[Excerpt to read start]
Not in his goals, but in his transitions is man great.

-Ralph Waldo Emerson

This is the hardest transition between seasons I think I have ever experienced.  Honestly, it is wearing me out.  Yesterday, it was around 76 degrees.  I was in shorts, babysitting my nephews, skipping rocks in the creek, and picnicking.  Today, it is going from blue sky to dark gray before it pours rain or spits of hail.  It is about 35 – 40 degrees.  The wind is blowing heavily like it is trying too hard to clear something away.  Something that just doesn’t want to budge.

My life is transitioning right now too.  To what, I’m not exactly sure.  My soul is ready, but my mind is hanging on.  Nervous to release old patterns of thought.  Getting disappointed over the same old things like we haven’t learned that lesson already.  Like it matters at all, really.  Coming back to this blog was part of this transition.  A space to not promote anything.  A space that is not a business.  A space where being “professional” isn’t necessary.  A space just to be me.

Yet, I think that is what all areas of my life is craving.  Just for me to be me and not to worry about what that means to other people.  We are all lit off the same spark, anyway.  Either it is meant for my path to cross yours or it isn’t.  I believe my Creator is in control regardless of what appears to be real.  Therefore, to worry over future, or results, or how someone feels about something I’ve written, a fact I share, or an opinion I hold (until someone cares to try to change my mind :)), is not important.  In fact, it is wasted energy.  Why haven’t I completely accepted that into my reality.  That is fact.  I know this to be Truth.

Transitions.

I’m working on relaxing and I’m not doing all that horrible with it.  I’m focusing on whatever presents in my day, my girls.  I should probably look a little more at housecleaning (always).  The rest (or unrest) – the waiting to hear if a piece I was asked to write has been accepted, waiting to have my first online client (Birth True Childbirth Education – Online Classes), the wondering what I should best do next, I’m trying to not consider as much.  Some days are better than others.

I took a course recently called Birth Heaven Now! through a great woman named, Stephanie Dawn, as a training for my childbirth education/doula work, and really enjoyed everything about it.  So much of what I learned through that course applies to my entire life and not just my work.  The focus on balance.  How can I give anyone my best if I am not caring for myself?  If I am worrying?  If I am working too hard, or struggling through something that really isn’t a fit?  It is true for everything.  One of the topics being excellent self-care.  I’ve been doing ok with that.  I’ve come to realize how caring for myself too can change everything about everything.
[Excerpt to read end]
[Given records start]
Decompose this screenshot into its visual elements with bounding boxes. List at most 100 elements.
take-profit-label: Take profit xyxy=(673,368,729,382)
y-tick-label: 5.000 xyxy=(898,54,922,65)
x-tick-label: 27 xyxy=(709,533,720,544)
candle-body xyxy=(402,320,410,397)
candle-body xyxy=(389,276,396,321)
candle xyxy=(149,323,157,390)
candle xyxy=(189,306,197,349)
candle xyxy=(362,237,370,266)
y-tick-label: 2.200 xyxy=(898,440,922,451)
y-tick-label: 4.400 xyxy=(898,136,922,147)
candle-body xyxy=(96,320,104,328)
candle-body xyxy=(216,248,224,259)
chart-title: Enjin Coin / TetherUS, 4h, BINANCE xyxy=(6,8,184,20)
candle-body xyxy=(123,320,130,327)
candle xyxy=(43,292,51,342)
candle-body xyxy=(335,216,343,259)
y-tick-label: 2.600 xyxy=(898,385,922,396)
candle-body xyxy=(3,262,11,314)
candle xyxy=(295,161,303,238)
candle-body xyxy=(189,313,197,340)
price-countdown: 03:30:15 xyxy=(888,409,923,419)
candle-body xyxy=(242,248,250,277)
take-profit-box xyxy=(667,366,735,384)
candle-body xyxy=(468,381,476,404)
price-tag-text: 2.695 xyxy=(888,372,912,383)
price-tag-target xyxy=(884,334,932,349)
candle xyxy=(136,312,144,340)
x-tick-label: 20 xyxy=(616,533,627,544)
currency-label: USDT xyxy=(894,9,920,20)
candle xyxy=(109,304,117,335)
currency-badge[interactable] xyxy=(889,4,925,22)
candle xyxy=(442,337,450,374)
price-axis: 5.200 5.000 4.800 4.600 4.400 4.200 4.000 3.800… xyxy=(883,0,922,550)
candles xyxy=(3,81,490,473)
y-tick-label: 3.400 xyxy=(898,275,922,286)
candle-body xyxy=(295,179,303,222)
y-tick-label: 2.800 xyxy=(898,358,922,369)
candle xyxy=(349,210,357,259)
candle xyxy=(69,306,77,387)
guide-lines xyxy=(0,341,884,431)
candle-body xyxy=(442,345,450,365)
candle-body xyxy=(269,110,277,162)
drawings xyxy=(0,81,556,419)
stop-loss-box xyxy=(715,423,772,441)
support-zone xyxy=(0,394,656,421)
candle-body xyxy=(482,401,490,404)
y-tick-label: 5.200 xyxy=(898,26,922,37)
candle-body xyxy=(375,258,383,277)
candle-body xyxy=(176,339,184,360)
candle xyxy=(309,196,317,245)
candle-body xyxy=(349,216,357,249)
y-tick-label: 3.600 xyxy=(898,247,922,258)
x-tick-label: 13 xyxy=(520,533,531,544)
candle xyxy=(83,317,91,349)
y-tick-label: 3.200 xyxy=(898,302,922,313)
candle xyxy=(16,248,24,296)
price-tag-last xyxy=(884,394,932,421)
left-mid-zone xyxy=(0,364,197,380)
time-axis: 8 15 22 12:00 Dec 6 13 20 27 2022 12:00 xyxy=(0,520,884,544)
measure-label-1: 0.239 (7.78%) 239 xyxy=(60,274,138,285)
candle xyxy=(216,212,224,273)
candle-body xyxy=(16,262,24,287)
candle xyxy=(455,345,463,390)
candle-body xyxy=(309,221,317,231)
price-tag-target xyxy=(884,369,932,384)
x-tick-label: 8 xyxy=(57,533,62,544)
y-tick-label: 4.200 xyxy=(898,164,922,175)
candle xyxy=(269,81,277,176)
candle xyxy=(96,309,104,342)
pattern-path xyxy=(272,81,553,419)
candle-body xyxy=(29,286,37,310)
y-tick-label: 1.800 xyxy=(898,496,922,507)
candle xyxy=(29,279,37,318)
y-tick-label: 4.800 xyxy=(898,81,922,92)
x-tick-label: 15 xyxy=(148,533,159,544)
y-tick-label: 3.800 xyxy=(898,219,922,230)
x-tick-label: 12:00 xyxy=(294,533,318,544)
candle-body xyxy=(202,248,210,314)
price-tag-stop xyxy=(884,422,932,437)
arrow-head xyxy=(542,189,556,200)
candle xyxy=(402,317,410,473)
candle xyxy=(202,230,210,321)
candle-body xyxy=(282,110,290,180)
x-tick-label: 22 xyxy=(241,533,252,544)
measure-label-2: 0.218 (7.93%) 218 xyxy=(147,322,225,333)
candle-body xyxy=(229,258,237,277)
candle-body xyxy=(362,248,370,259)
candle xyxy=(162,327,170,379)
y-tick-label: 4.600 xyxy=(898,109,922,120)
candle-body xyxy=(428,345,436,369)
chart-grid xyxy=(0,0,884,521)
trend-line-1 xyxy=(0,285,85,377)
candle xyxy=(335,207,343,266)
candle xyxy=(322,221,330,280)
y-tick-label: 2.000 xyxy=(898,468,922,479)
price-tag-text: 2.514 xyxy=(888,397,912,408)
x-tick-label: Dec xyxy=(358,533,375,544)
[Given records end]
Write the next part of the blog post on transitions, picking up after its last sentence. The records have no connection to the blog post on transitions.

Answer below >>
What? know you not that your body is the temple of the Holy Ghost which is in you, which you have of God, and you are not your own? – 1 Corinthian 6:19

Yet, again, there is that nagging of the old “self” rushing through my me time – contemplating my day, my week, my year, conversations I’ve had, conversations I plan to have, things I hope to do, things I have done.  I’m in transition.  I’m leaving that all behind.  Transitions take time.  And yet, what is time?

If what Emerson says is true, then I’m not waiting out a transition to see new life bloom on the other side.  Life is now.  Right now.  Right now in whatever it brings can be great.  Not me.  Not you.  Us.  I am.  We are.  And not great in the sense that we feel accomplished, or we got published, or our child was actually able to identify his/her numbers passed 10 today, but great because of who we are.  We are children of the Divine.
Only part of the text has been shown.